TASK BRIEF
Make an exact copy of all the records.

SUPPLIED DATA
* * * *

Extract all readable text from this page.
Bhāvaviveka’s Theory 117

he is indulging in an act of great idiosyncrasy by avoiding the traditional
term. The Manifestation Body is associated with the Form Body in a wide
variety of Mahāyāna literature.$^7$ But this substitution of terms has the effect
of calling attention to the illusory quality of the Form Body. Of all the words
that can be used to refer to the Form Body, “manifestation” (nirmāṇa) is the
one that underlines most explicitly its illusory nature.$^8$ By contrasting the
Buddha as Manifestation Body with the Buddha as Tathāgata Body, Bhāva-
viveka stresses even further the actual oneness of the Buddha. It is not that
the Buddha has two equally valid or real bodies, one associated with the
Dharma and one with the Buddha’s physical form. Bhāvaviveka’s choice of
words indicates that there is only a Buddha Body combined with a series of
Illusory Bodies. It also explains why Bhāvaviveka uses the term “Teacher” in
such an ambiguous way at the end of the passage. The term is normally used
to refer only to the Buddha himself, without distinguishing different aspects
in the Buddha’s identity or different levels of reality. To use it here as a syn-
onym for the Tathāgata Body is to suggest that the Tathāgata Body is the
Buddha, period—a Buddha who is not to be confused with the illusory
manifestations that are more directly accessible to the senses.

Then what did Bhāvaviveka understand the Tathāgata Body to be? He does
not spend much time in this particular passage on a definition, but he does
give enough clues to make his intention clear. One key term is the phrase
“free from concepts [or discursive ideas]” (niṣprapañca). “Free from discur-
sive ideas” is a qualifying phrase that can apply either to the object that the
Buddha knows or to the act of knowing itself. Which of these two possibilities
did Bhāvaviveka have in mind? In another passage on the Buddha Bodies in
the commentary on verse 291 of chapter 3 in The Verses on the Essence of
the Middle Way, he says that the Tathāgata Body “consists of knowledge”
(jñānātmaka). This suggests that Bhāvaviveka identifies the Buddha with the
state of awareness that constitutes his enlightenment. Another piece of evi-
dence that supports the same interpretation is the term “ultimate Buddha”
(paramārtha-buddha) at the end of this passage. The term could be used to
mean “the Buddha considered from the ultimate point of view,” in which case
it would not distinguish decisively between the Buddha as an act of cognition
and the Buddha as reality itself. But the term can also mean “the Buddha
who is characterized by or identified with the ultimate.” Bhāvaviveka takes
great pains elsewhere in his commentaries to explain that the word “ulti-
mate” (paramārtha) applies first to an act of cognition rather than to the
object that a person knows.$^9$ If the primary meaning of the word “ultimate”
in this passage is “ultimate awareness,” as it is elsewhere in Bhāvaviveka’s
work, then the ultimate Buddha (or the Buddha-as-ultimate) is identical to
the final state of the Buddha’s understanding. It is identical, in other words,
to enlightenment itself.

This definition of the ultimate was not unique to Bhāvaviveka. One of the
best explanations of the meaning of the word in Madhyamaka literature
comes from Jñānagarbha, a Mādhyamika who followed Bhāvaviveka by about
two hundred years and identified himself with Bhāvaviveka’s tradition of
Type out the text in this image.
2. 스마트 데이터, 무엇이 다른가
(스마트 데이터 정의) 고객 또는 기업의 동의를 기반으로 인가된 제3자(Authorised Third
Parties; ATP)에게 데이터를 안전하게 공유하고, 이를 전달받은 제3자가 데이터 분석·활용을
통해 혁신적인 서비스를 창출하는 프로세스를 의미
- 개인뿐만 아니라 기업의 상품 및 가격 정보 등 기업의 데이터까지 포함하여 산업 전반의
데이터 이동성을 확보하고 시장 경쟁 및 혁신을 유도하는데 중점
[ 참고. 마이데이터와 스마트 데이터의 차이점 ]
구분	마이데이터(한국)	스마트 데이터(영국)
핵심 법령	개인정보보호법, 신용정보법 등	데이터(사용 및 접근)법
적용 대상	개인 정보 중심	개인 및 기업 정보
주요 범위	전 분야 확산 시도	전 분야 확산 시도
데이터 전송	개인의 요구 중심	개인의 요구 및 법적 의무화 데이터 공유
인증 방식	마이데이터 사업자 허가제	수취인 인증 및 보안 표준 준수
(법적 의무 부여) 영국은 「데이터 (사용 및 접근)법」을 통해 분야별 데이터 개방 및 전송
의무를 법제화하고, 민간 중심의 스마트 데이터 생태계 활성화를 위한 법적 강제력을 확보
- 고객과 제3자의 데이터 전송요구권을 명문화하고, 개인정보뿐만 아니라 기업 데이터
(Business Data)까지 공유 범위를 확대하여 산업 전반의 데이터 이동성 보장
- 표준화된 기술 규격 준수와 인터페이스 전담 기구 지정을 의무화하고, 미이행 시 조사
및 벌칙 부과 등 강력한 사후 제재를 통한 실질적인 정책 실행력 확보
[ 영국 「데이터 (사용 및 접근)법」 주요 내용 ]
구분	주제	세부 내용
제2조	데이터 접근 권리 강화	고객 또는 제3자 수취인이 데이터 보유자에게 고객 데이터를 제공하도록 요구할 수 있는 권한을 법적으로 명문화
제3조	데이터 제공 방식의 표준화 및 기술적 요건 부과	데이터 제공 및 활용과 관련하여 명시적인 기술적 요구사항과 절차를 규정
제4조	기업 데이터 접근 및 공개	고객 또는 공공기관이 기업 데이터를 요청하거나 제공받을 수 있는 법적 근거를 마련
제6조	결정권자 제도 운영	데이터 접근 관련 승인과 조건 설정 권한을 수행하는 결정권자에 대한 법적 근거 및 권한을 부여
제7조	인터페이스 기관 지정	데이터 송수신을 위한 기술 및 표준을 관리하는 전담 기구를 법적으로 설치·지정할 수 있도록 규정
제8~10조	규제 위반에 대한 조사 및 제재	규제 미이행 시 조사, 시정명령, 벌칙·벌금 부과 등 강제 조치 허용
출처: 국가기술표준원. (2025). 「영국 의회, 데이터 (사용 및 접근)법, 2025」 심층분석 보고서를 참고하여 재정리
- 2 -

* * * *

SOLVED EXERCISE
Extract all readable text from this page.
Bhāvaviveka’s Theory 117

he is indulging in an act of great idiosyncrasy by avoiding the traditional
term. The Manifestation Body is associated with the Form Body in a wide
variety of Mahāyāna literature.$^7$ But this substitution of terms has the effect
of calling attention to the illusory quality of the Form Body. Of all the words
that can be used to refer to the Form Body, “manifestation” (nirmāṇa) is the
one that underlines most explicitly its illusory nature.$^8$ By contrasting the
Buddha as Manifestation Body with the Buddha as Tathāgata Body, Bhāva-
viveka stresses even further the actual oneness of the Buddha. It is not that
the Buddha has two equally valid or real bodies, one associated with the
Dharma and one with the Buddha’s physical form. Bhāvaviveka’s choice of
words indicates that there is only a Buddha Body combined with a series of
Illusory Bodies. It also explains why Bhāvaviveka uses the term “Teacher” in
such an ambiguous way at the end of the passage. The term is normally used
to refer only to the Buddha himself, without distinguishing different aspects
in the Buddha’s identity or different levels of reality. To use it here as a syn-
onym for the Tathāgata Body is to suggest that the Tathāgata Body is the
Buddha, period—a Buddha who is not to be confused with the illusory
manifestations that are more directly accessible to the senses.

Then what did Bhāvaviveka understand the Tathāgata Body to be? He does
not spend much time in this particular passage on a definition, but he does
give enough clues to make his intention clear. One key term is the phrase
“free from concepts [or discursive ideas]” (niṣprapañca). “Free from discur-
sive ideas” is a qualifying phrase that can apply either to the object that the
Buddha knows or to the act of knowing itself. Which of these two possibilities
did Bhāvaviveka have in mind? In another passage on the Buddha Bodies in
the commentary on verse 291 of chapter 3 in The Verses on the Essence of
the Middle Way, he says that the Tathāgata Body “consists of knowledge”
(jñānātmaka). This suggests that Bhāvaviveka identifies the Buddha with the
state of awareness that constitutes his enlightenment. Another piece of evi-
dence that supports the same interpretation is the term “ultimate Buddha”
(paramārtha-buddha) at the end of this passage. The term could be used to
mean “the Buddha considered from the ultimate point of view,” in which case
it would not distinguish decisively between the Buddha as an act of cognition
and the Buddha as reality itself. But the term can also mean “the Buddha
who is characterized by or identified with the ultimate.” Bhāvaviveka takes
great pains elsewhere in his commentaries to explain that the word “ulti-
mate” (paramārtha) applies first to an act of cognition rather than to the
object that a person knows.$^9$ If the primary meaning of the word “ultimate”
in this passage is “ultimate awareness,” as it is elsewhere in Bhāvaviveka’s
work, then the ultimate Buddha (or the Buddha-as-ultimate) is identical to
the final state of the Buddha’s understanding. It is identical, in other words,
to enlightenment itself.

This definition of the ultimate was not unique to Bhāvaviveka. One of the
best explanations of the meaning of the word in Madhyamaka literature
comes from Jñānagarbha, a Mādhyamika who followed Bhāvaviveka by about
two hundred years and identified himself with Bhāvaviveka’s tradition of
Type out the text in this image.
2. 스마트 데이터, 무엇이 다른가
(스마트 데이터 정의) 고객 또는 기업의 동의를 기반으로 인가된 제3자(Authorised Third
Parties; ATP)에게 데이터를 안전하게 공유하고, 이를 전달받은 제3자가 데이터 분석·활용을
통해 혁신적인 서비스를 창출하는 프로세스를 의미
- 개인뿐만 아니라 기업의 상품 및 가격 정보 등 기업의 데이터까지 포함하여 산업 전반의
데이터 이동성을 확보하고 시장 경쟁 및 혁신을 유도하는데 중점
[ 참고. 마이데이터와 스마트 데이터의 차이점 ]
구분	마이데이터(한국)	스마트 데이터(영국)
핵심 법령	개인정보보호법, 신용정보법 등	데이터(사용 및 접근)법
적용 대상	개인 정보 중심	개인 및 기업 정보
주요 범위	전 분야 확산 시도	전 분야 확산 시도
데이터 전송	개인의 요구 중심	개인의 요구 및 법적 의무화 데이터 공유
인증 방식	마이데이터 사업자 허가제	수취인 인증 및 보안 표준 준수
(법적 의무 부여) 영국은 「데이터 (사용 및 접근)법」을 통해 분야별 데이터 개방 및 전송
의무를 법제화하고, 민간 중심의 스마트 데이터 생태계 활성화를 위한 법적 강제력을 확보
- 고객과 제3자의 데이터 전송요구권을 명문화하고, 개인정보뿐만 아니라 기업 데이터
(Business Data)까지 공유 범위를 확대하여 산업 전반의 데이터 이동성 보장
- 표준화된 기술 규격 준수와 인터페이스 전담 기구 지정을 의무화하고, 미이행 시 조사
및 벌칙 부과 등 강력한 사후 제재를 통한 실질적인 정책 실행력 확보
[ 영국 「데이터 (사용 및 접근)법」 주요 내용 ]
구분	주제	세부 내용
제2조	데이터 접근 권리 강화	고객 또는 제3자 수취인이 데이터 보유자에게 고객 데이터를 제공하도록 요구할 수 있는 권한을 법적으로 명문화
제3조	데이터 제공 방식의 표준화 및 기술적 요건 부과	데이터 제공 및 활용과 관련하여 명시적인 기술적 요구사항과 절차를 규정
제4조	기업 데이터 접근 및 공개	고객 또는 공공기관이 기업 데이터를 요청하거나 제공받을 수 있는 법적 근거를 마련
제6조	결정권자 제도 운영	데이터 접근 관련 승인과 조건 설정 권한을 수행하는 결정권자에 대한 법적 근거 및 권한을 부여
제7조	인터페이스 기관 지정	데이터 송수신을 위한 기술 및 표준을 관리하는 전담 기구를 법적으로 설치·지정할 수 있도록 규정
제8~10조	규제 위반에 대한 조사 및 제재	규제 미이행 시 조사, 시정명령, 벌칙·벌금 부과 등 강제 조치 허용
출처: 국가기술표준원. (2025). 「영국 의회, 데이터 (사용 및 접근)법, 2025」 심층분석 보고서를 참고하여 재정리
- 2 -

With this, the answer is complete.